WRITTEN REQUEST: Gather, from the data below, each line in which the word "forward" occurs.

DATA PROVIDED:

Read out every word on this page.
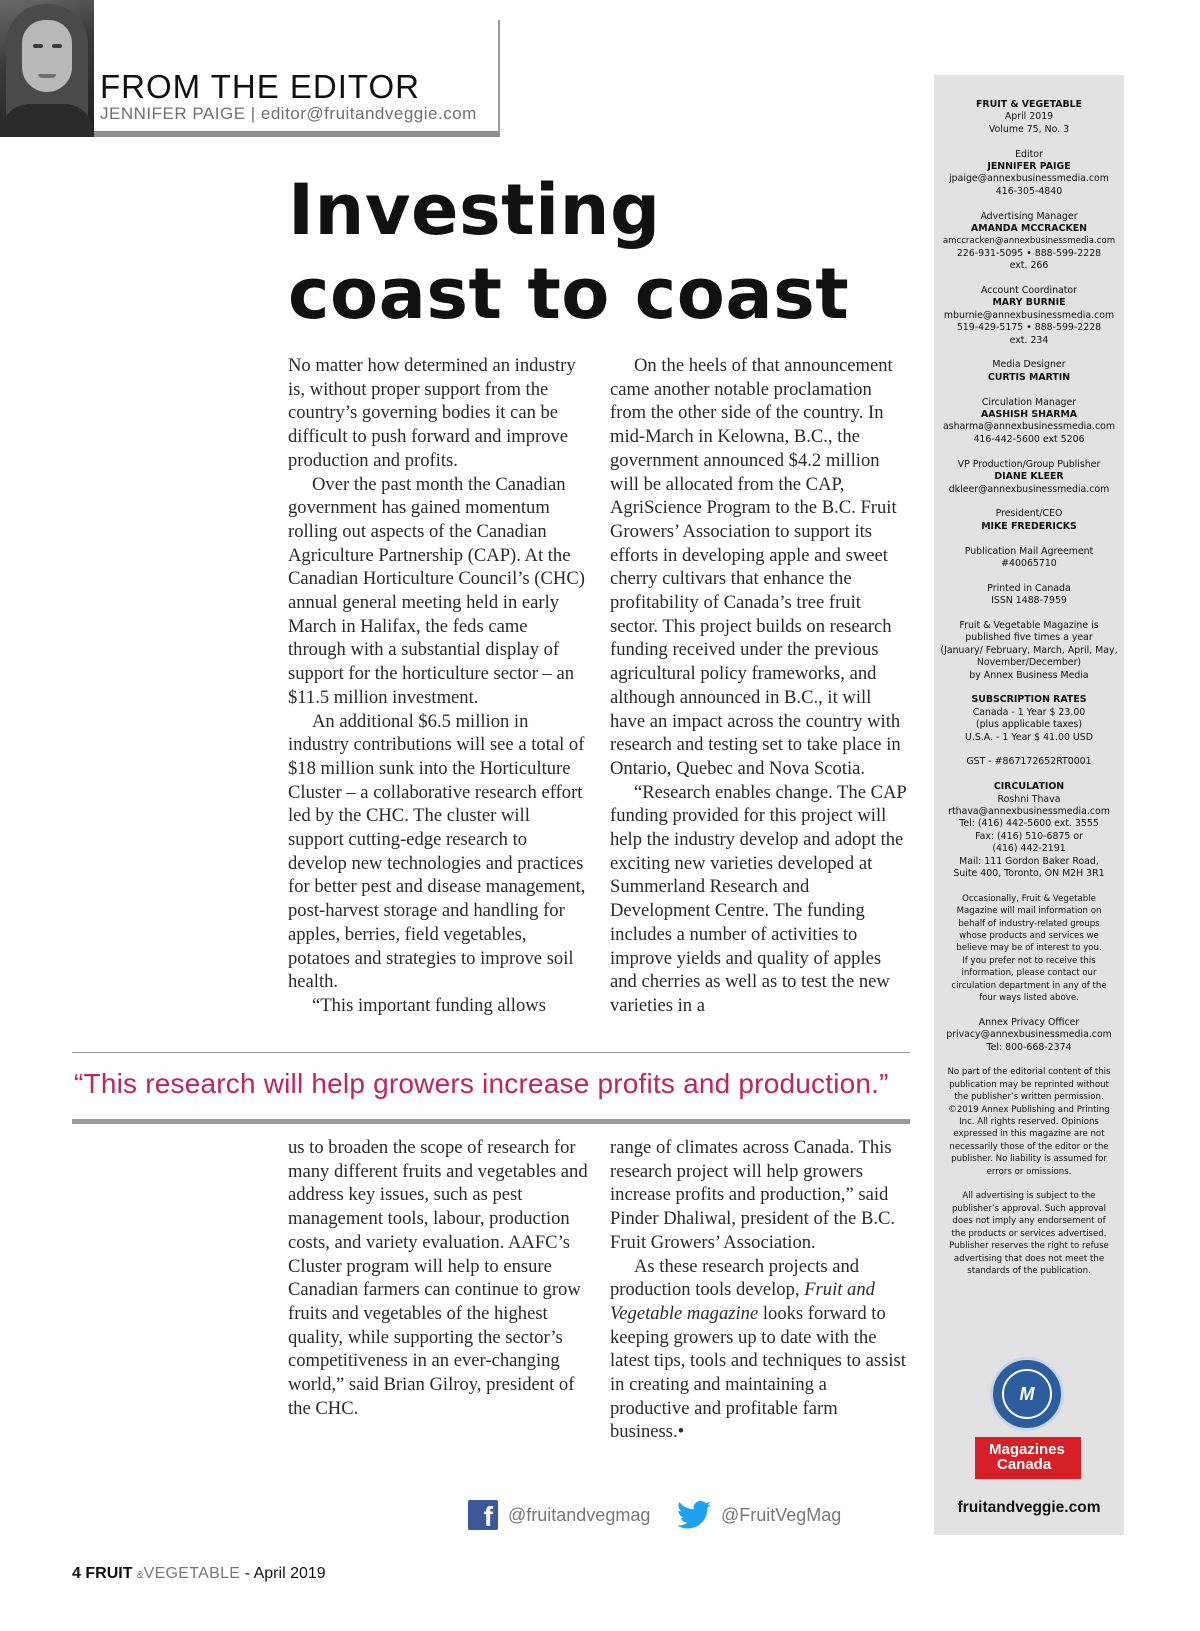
FROM THE EDITOR
JENNIFER PAIGE | editor@fruitandveggie.com
Investing
coast to coast

No matter how determined an industry is, without proper support from the country’s governing bodies it can be difficult to push forward and improve production and profits.

Over the past month the Canadian government has gained momentum rolling out aspects of the Canadian Agriculture Partnership (CAP). At the Canadian Horticulture Council’s (CHC) annual general meeting held in early March in Halifax, the feds came through with a substantial display of support for the horticulture sector – an $11.5 million investment.

An additional $6.5 million in industry contributions will see a total of $18 million sunk into the Horticulture Cluster – a collaborative research effort led by the CHC. The cluster will support cutting-edge research to develop new technologies and practices for better pest and disease management, post-harvest storage and handling for apples, berries, field vegetables, potatoes and strategies to improve soil health.

“This important funding allows

On the heels of that announcement came another notable proclamation from the other side of the country. In mid-March in Kelowna, B.C., the government announced $4.2 million will be allocated from the CAP, AgriScience Program to the B.C. Fruit Growers’ Association to support its efforts in developing apple and sweet cherry cultivars that enhance the profitability of Canada’s tree fruit sector. This project builds on research funding received under the previous agricultural policy frameworks, and although announced in B.C., it will have an impact across the country with research and testing set to take place in Ontario, Quebec and Nova Scotia.

“Research enables change. The CAP funding provided for this project will help the industry develop and adopt the exciting new varieties developed at Summerland Research and Development Centre. The funding includes a number of activities to improve yields and quality of apples and cherries as well as to test the new varieties in a

“This research will help growers increase profits and production.”

us to broaden the scope of research for many different fruits and vegetables and address key issues, such as pest management tools, labour, production costs, and variety evaluation. AAFC’s Cluster program will help to ensure Canadian farmers can continue to grow fruits and vegetables of the highest quality, while supporting the sector’s competitiveness in an ever-changing world,” said Brian Gilroy, president of the CHC.

range of climates across Canada. This research project will help growers increase profits and production,” said Pinder Dhaliwal, president of the B.C. Fruit Growers’ Association.

As these research projects and production tools develop, Fruit and Vegetable magazine looks forward to keeping growers up to date with the latest tips, tools and techniques to assist in creating and maintaining a productive and profitable farm business.•

f @fruitandvegmag	@FruitVegMag
4 FRUIT &VEGETABLE - April 2019
FRUIT & VEGETABLE
April 2019
Volume 75, No. 3
Editor
JENNIFER PAIGE
jpaige@annexbusinessmedia.com
416-305-4840
Advertising Manager
AMANDA MCCRACKEN
amccracken@annexbusinessmedia.com
226-931-5095 • 888-599-2228
ext. 266
Account Coordinator
MARY BURNIE
mburnie@annexbusinessmedia.com
519-429-5175 • 888-599-2228
ext. 234
Media Designer
CURTIS MARTIN
Circulation Manager
AASHISH SHARMA
asharma@annexbusinessmedia.com
416-442-5600 ext 5206
VP Production/Group Publisher
DIANE KLEER
dkleer@annexbusinessmedia.com
President/CEO
MIKE FREDERICKS
Publication Mail Agreement
#40065710
Printed in Canada
ISSN 1488-7959
Fruit & Vegetable Magazine is
published five times a year
(January/ February, March, April, May,
November/December)
by Annex Business Media
SUBSCRIPTION RATES
Canada - 1 Year $ 23.00
(plus applicable taxes)
U.S.A. - 1 Year $ 41.00 USD
GST - #867172652RT0001
CIRCULATION
Roshni Thava
rthava@annexbusinessmedia.com
Tel: (416) 442-5600 ext. 3555
Fax: (416) 510-6875 or
(416) 442-2191
Mail: 111 Gordon Baker Road,
Suite 400, Toronto, ON M2H 3R1
Occasionally, Fruit & Vegetable
Magazine will mail information on
behalf of industry-related groups
whose products and services we
believe may be of interest to you.
If you prefer not to receive this
information, please contact our
circulation department in any of the
four ways listed above.
Annex Privacy Officer
privacy@annexbusinessmedia.com
Tel: 800-668-2374
No part of the editorial content of this
publication may be reprinted without
the publisher’s written permission.
©2019 Annex Publishing and Printing
Inc. All rights reserved. Opinions
expressed in this magazine are not
necessarily those of the editor or the
publisher. No liability is assumed for
errors or omissions.
All advertising is subject to the
publisher’s approval. Such approval
does not imply any endorsement of
the products or services advertised.
Publisher reserves the right to refuse
advertising that does not meet the
standards of the publication.
M
Magazines
Canada
fruitandveggie.com
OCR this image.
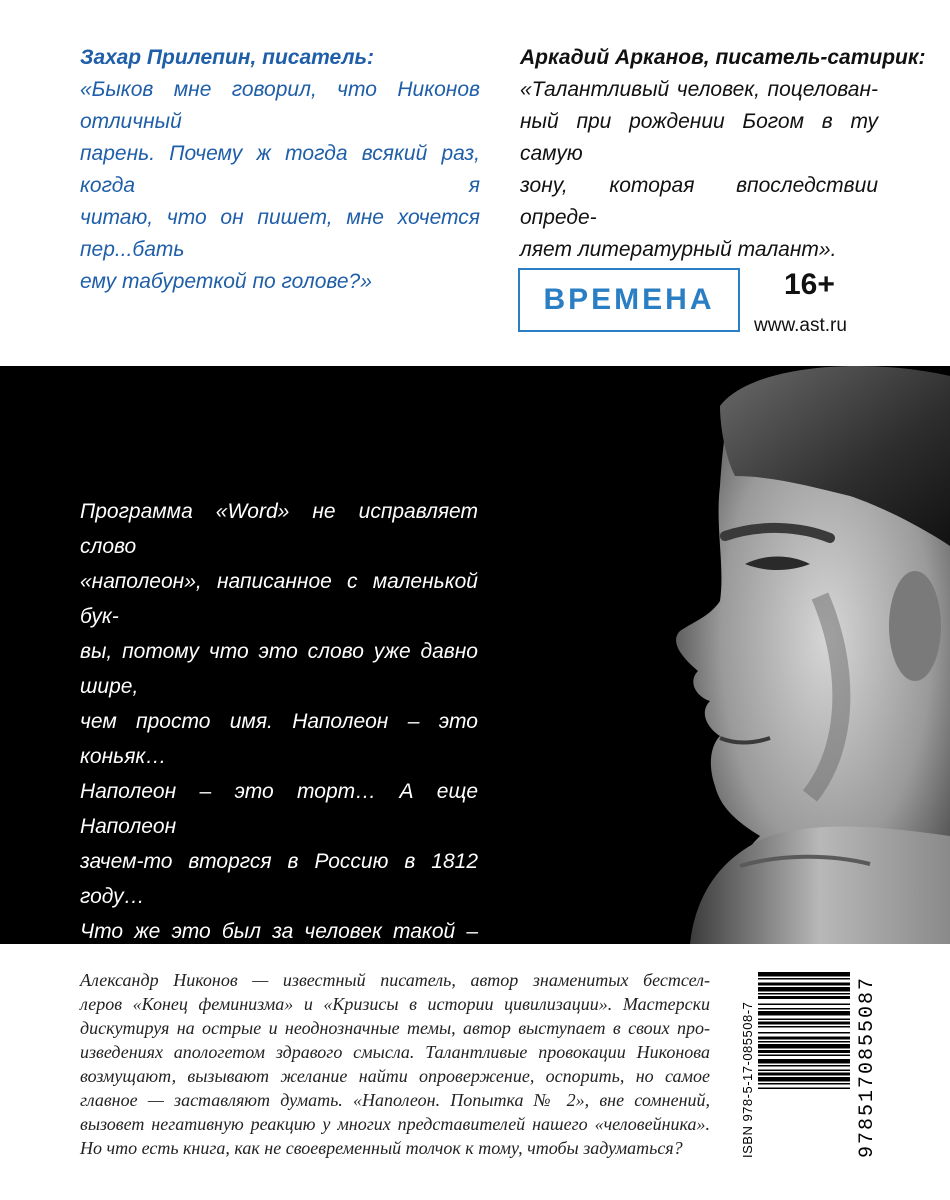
Захар Прилепин, писатель:

«Быков мне говорил, что Никонов отличный
парень. Почему ж тогда всякий раз, когда я
читаю, что он пишет, мне хочется пер...бать
ему табуреткой по голове?»

Аркадий Арканов, писатель-сатирик:

«Талантливый человек, поцелован-
ный при рождении Богом в ту самую
зону, которая впоследствии опреде-
ляет литературный талант».

ВРЕМЕНА 16+
www.ast.ru

Программа «Word» не исправляет слово
«наполеон», написанное с маленькой бук-
вы, потому что это слово уже давно шире,
чем просто имя. Наполеон – это коньяк…
Наполеон – это торт… А еще Наполеон
зачем-то вторгся в Россию в 1812 году…
Что же это был за человек такой –

Александр Никонов — известный писатель, автор знаменитых бестсел-
леров «Конец феминизма» и «Кризисы в истории цивилизации». Мастерски
дискутируя на острые и неоднозначные темы, автор выступает в своих про-
изведениях апологетом здравого смысла. Талантливые провокации Никонова
возмущают, вызывают желание найти опровержение, оспорить, но самое
главное — заставляют думать. «Наполеон. Попытка № 2», вне сомнений,
вызовет негативную реакцию у многих представителей нашего «человейника».
Но что есть книга, как не своевременный толчок к тому, чтобы задуматься?	ISBN 978-5-17-085508-7	9785170855087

ANSWER IN FULL:
No matter how determined an industry is, without proper support from the country’s governing bodies it can be difficult to push forward and improve production and profits.
As these research projects and production tools develop, Fruit and Vegetable magazine looks forward to keeping growers up to date with the latest tips, tools and techniques to assist in creating and maintaining a productive and profitable farm business.•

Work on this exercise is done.